_ARBEITSAUFTRAG A_
Gib die Zeilen der Einträge unverändert wieder, und zwar den Abschnitt vom Anfang der Einträge bis einschließlich der Zeile, die „word-pair: [833, 352, 1023, 468]“ enthält.

Man könnte in diesem besessenen Horten von Namen, Bildern und Objekten aber auch noch andere Antriebskräfte vermuten. Der Traum von Gelehrten wie Aldrovandi – wie auch seines Schweizer Kollegen Konrad Gesner – bestand darin, so schreibt die Wissenschaftshistorikerin Paula Findlen, mit dem Sammeln der Natur zugleich auch deren universelle Wahrheit in ihren Besitz zu bringen.

Im 17. und 18. Jahrhundert werden sich Wissen, Sammeln und Beobachten weiter auffächern: Die barocken Wunderkammern werden immer prächtiger weiter wachsen, die naturwissenschaftliche Erkenntnis aber wird sich mit dem Entstehen des experimentellen Paradigmas von allen ausufernden Beschreibungsorgien verabschieden. Auch in der Zoologie und Botanik wird die relevante Information spätestens seit der Linnéschen Taxonomie auf wenige Stichpunkte begrenzt; ihr Clou besteht darin, Unterscheidungen und Zugehörigkeiten gerade durch ein Minimum an distinktiven Merkmalen festzulegen. Die Kunst des Weglassens ist zur Perfektion gelangt.

Das Besondere war ihm wichtiger als das Typische

In Ulisse Aldrovandis Museum – dem realen ebenso wie dem illustrierten, das auf tausenden von Aquarelltafeln die Natur stellvertretend festhielt – findet vorerst aber sowohl das alte als auch das neue Denken Platz. Aldrovandi spornt die von ihm angestellten Maler und Naturzeichner dazu an, so exakt wie möglich vorzugehen, den persönlichen Stil zugunsten größtmöglicher Detailtreue aufzugeben. Dass dabei das Partikulare oft stärker gewichtet wird als das Typische, hängt mit dem Verständnis der Natur zusammen, das die Spätrenaissance prägt. Im Zeitalter der Naturaliensammlungen, Wunderkammern und Kuriositätenkabinette wird die Natur als kapriziöse Spielerin verstanden – als schöpferische Kraft, die Kunstwerke hervorbringen und, wie zum Zeitvertreib, bizarre Ausnahmewesen erschaffen kann.

_AUSZÜGE DER EINTRÄGE_
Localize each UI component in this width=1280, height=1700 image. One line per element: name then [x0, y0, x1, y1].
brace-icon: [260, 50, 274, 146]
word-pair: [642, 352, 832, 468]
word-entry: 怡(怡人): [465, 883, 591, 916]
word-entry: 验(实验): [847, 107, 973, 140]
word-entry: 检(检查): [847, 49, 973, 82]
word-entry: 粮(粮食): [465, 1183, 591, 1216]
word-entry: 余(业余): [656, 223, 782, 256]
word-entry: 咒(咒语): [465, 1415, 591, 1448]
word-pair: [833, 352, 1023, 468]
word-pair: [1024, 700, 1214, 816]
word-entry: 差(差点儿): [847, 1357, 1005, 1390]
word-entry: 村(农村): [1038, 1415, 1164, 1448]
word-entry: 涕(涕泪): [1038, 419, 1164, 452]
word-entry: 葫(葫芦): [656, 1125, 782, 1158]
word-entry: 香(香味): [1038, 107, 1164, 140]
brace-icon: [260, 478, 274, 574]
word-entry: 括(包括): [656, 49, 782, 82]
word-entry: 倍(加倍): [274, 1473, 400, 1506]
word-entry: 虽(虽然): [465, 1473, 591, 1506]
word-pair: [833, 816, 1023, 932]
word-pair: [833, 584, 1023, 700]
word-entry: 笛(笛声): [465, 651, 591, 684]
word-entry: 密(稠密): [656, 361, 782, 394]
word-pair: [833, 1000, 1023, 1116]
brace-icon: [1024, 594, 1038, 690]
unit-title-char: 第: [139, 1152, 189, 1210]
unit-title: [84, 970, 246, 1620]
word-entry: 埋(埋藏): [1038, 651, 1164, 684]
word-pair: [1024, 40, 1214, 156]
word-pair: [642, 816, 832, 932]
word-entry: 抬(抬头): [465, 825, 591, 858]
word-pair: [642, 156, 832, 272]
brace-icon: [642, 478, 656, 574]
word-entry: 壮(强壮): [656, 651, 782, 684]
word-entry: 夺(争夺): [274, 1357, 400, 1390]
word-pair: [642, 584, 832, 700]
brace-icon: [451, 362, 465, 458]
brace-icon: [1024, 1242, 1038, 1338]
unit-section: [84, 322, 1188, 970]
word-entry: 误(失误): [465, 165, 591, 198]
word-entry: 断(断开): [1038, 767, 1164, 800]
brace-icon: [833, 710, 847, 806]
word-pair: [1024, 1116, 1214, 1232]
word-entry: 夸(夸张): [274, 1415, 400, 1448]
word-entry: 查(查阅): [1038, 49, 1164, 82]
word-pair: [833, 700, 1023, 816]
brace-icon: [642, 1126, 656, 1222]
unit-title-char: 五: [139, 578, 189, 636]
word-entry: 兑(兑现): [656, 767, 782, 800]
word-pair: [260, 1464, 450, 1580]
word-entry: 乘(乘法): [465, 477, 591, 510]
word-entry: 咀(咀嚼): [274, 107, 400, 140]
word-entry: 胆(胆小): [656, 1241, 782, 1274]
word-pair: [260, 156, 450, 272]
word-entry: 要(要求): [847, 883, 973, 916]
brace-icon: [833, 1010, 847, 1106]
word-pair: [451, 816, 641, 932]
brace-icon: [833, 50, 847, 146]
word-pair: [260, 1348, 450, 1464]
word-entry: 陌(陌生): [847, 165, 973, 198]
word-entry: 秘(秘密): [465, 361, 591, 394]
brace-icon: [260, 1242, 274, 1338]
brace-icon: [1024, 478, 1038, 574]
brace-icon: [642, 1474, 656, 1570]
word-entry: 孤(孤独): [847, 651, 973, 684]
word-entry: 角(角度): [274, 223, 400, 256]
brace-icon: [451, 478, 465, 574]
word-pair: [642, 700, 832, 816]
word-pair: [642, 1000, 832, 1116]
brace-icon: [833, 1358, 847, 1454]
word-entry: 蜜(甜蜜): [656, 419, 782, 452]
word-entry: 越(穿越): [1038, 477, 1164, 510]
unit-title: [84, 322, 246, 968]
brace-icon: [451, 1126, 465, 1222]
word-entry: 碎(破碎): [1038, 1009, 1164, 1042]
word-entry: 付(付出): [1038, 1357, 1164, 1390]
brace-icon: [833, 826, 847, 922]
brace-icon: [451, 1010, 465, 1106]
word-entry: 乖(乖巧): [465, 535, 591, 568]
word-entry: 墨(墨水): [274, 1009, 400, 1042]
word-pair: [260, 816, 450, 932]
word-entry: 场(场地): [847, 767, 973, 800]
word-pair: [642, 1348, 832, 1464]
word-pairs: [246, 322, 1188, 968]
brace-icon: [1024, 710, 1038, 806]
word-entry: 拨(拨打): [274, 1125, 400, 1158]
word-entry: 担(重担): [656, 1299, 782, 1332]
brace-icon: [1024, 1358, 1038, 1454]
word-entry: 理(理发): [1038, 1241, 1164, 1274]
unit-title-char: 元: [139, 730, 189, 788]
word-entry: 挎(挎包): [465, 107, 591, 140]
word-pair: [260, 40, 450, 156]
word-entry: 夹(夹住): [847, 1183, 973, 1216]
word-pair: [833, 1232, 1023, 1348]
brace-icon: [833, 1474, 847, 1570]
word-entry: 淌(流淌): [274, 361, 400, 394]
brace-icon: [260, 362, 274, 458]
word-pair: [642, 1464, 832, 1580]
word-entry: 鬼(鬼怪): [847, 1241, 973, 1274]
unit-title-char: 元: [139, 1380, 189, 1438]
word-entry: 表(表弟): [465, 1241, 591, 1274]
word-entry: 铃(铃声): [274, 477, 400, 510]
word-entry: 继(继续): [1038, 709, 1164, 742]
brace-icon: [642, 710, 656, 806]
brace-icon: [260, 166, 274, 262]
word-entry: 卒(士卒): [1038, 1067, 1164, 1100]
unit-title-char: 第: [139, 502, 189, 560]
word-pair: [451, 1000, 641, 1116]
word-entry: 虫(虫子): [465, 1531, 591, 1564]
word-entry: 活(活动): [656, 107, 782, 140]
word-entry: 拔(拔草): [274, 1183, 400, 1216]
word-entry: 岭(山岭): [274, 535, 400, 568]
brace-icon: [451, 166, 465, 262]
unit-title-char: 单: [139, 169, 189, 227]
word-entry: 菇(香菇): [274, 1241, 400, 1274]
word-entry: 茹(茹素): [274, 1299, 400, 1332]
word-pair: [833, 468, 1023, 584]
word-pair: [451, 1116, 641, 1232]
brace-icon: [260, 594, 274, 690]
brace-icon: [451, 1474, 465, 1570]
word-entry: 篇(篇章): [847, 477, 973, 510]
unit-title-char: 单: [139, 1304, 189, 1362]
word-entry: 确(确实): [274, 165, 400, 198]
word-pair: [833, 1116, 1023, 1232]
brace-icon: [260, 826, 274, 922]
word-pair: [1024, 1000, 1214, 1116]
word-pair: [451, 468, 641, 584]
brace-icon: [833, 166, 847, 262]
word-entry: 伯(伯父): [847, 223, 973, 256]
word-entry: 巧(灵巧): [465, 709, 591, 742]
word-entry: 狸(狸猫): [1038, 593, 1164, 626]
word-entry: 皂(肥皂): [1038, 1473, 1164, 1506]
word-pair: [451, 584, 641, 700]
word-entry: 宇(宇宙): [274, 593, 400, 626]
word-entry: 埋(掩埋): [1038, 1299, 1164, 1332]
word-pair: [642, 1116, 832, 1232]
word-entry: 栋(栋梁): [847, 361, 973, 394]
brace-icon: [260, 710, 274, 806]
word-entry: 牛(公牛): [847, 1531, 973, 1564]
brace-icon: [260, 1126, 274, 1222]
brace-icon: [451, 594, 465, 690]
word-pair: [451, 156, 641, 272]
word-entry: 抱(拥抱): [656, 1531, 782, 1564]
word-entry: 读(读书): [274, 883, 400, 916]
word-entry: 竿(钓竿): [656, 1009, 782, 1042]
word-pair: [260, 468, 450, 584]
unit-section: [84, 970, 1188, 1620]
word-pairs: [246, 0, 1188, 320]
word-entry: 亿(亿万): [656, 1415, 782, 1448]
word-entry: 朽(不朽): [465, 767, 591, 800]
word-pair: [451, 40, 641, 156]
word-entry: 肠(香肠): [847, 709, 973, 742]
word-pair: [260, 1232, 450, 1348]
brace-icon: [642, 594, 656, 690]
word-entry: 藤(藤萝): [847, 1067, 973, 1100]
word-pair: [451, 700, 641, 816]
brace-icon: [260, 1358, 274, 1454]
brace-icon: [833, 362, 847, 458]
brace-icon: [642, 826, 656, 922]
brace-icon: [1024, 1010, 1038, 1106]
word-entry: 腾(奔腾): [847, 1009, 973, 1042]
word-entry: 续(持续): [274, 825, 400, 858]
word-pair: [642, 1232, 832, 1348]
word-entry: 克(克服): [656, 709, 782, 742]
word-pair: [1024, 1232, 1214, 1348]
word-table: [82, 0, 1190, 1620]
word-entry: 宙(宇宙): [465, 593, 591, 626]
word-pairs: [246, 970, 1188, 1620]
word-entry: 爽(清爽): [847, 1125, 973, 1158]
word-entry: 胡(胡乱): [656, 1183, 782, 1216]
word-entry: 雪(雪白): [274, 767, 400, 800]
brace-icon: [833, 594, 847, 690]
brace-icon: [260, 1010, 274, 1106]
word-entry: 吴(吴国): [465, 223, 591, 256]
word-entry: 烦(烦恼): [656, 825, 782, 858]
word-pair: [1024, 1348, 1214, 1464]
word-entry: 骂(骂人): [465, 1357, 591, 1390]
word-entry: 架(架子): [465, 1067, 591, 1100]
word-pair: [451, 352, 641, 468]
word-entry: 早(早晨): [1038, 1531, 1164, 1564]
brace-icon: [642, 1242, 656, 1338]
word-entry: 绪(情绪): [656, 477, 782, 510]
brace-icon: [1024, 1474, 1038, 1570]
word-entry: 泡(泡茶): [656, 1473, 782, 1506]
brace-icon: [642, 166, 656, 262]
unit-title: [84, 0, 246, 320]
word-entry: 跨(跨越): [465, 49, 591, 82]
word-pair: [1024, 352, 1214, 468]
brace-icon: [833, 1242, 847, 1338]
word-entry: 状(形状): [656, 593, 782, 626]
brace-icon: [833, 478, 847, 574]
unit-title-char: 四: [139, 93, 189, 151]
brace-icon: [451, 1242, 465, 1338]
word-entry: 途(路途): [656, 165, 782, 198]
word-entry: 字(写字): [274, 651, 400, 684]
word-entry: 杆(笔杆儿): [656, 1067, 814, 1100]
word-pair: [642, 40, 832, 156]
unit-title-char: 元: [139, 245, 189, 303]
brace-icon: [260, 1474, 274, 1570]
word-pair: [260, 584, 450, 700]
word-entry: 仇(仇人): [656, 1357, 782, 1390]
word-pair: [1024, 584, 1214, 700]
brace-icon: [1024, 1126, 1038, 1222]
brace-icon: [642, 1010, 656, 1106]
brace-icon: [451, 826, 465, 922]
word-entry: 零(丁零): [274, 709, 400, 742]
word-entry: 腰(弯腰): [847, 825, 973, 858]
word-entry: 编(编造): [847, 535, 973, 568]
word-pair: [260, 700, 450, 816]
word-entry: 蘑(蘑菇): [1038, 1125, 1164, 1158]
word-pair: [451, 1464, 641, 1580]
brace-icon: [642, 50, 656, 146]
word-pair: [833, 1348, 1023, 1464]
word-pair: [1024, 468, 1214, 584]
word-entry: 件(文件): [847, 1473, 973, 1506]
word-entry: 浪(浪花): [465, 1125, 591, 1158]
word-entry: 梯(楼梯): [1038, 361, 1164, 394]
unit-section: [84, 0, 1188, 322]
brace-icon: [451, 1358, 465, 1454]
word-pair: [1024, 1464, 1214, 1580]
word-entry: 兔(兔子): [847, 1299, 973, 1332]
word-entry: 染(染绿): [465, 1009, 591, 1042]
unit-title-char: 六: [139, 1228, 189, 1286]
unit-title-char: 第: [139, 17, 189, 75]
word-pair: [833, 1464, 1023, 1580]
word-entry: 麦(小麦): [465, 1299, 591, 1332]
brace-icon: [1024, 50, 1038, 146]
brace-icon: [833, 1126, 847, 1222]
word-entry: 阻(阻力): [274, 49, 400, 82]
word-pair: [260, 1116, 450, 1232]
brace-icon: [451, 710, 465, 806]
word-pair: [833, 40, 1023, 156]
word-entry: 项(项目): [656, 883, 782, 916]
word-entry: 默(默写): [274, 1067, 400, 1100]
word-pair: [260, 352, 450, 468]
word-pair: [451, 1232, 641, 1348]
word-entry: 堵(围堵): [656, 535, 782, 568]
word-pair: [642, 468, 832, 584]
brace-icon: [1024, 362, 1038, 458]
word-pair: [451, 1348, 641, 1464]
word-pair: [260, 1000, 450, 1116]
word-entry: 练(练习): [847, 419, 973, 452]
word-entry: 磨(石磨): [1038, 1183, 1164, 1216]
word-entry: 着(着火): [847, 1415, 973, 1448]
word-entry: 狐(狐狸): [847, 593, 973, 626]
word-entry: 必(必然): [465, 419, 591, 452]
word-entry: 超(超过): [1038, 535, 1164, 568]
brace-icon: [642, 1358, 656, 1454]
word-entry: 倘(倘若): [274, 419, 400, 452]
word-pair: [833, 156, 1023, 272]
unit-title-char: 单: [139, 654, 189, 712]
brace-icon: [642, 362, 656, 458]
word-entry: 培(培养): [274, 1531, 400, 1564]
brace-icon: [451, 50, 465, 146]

_ARBEITSAUFTRAG B_
Wozu spornt Aldrovandi laut dem Seitentext die von ihm angestellten Maler und Naturzeichner an?

_ERWARTETE AUSGABE A_
Localize each UI component in this width=1280, height=1700 image. One line per element: name then [x0, y0, x1, y1].
brace-icon: [260, 50, 274, 146]
word-pair: [642, 352, 832, 468]
word-entry: 怡(怡人): [465, 883, 591, 916]
word-entry: 验(实验): [847, 107, 973, 140]
word-entry: 检(检查): [847, 49, 973, 82]
word-entry: 粮(粮食): [465, 1183, 591, 1216]
word-entry: 余(业余): [656, 223, 782, 256]
word-entry: 咒(咒语): [465, 1415, 591, 1448]
word-pair: [833, 352, 1023, 468]

_ERWARTETE AUSGABE B_
Er spornt sie dazu an, so exakt wie möglich vorzugehen und den persönlichen Stil zugunsten größtmöglicher Detailtreue aufzugeben.